What is required — Wherever the string "this" appears in the listing, copy that line.

-- begin Data provided --

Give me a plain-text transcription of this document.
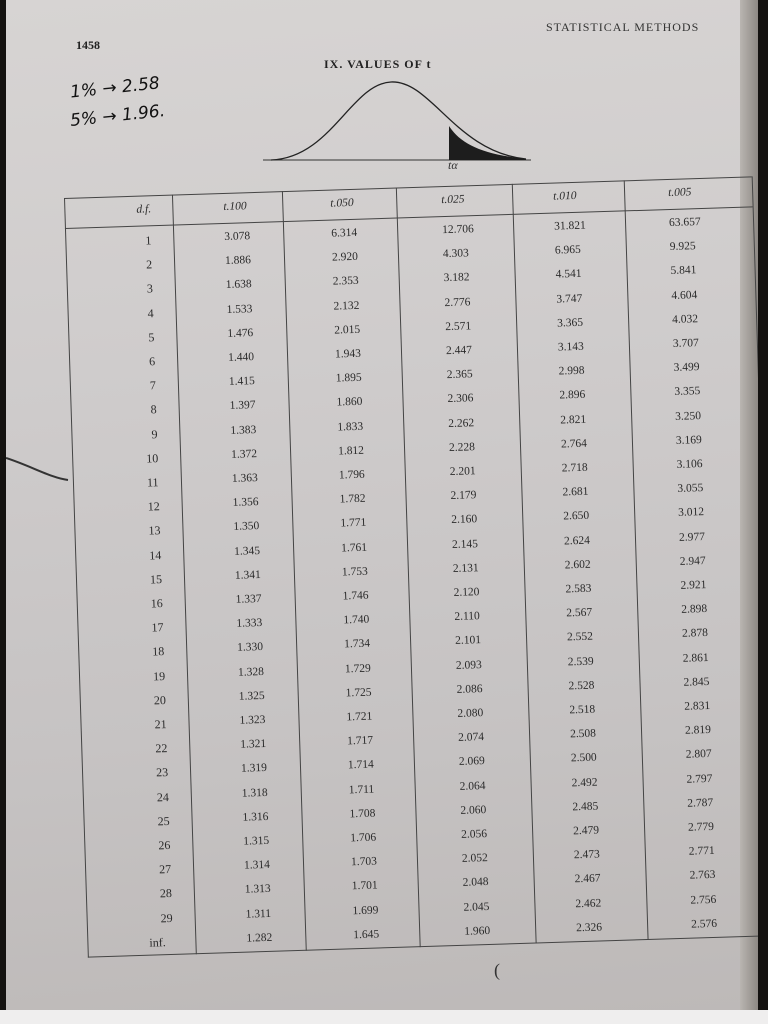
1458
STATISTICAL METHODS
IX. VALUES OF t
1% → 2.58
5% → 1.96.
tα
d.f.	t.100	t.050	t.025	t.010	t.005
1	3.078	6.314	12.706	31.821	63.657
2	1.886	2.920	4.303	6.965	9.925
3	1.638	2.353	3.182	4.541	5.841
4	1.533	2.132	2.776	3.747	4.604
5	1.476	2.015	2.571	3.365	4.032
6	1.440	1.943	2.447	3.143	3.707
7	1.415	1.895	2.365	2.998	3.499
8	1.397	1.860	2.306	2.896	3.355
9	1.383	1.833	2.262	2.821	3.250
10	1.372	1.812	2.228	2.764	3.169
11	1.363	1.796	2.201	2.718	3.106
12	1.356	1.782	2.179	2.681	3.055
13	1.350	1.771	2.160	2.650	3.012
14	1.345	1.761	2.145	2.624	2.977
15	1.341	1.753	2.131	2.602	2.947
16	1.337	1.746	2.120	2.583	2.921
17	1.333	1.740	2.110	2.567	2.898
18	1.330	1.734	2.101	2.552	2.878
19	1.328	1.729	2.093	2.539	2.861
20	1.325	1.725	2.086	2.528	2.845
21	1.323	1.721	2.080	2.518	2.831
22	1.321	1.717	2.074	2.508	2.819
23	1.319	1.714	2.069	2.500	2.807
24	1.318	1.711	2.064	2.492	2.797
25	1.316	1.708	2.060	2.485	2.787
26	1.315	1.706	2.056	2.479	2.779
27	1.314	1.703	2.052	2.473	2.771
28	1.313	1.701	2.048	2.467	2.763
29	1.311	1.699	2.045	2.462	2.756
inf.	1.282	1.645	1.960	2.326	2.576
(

-- end Data provided --
-- begin Data provided --

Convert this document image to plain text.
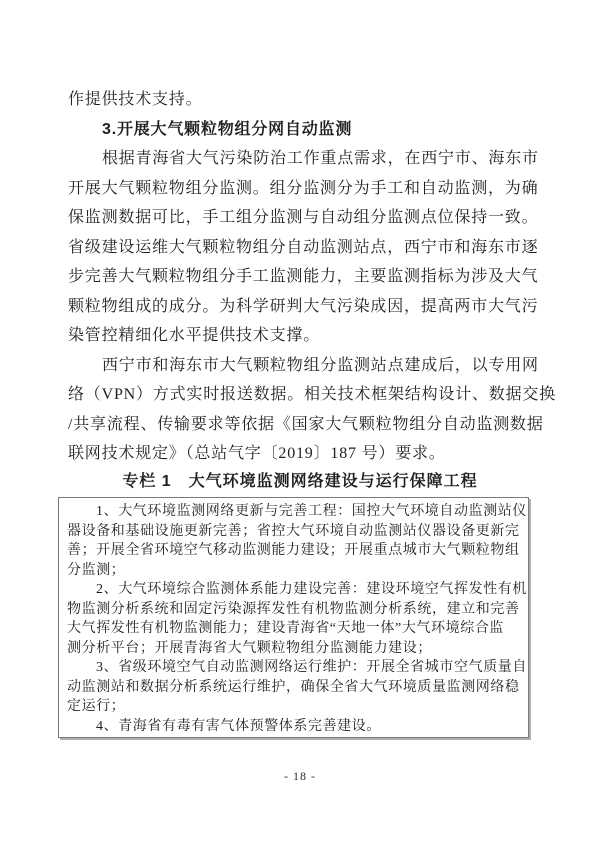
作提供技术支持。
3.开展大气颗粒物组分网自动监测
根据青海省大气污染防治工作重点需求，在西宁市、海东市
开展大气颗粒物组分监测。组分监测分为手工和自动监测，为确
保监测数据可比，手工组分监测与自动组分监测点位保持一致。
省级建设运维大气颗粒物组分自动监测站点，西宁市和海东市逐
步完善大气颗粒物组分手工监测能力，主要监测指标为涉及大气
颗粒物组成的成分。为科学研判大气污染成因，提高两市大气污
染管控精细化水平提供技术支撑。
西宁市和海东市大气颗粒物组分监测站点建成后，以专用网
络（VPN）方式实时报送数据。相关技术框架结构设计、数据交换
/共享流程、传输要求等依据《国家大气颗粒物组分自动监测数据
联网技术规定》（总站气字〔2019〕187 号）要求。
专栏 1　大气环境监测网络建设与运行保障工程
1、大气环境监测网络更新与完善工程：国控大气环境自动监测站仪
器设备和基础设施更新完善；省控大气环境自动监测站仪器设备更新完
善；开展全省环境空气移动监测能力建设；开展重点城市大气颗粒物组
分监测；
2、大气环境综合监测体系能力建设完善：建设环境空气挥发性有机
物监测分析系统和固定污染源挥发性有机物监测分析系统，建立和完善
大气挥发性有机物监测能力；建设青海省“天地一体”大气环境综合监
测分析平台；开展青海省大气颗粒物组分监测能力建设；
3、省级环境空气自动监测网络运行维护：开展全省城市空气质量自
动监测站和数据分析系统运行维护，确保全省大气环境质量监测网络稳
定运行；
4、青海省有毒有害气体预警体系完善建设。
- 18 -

-- end Data provided --

Result of the task —
Give me a plain-text transcription of this document.
Convert this document image to plain text.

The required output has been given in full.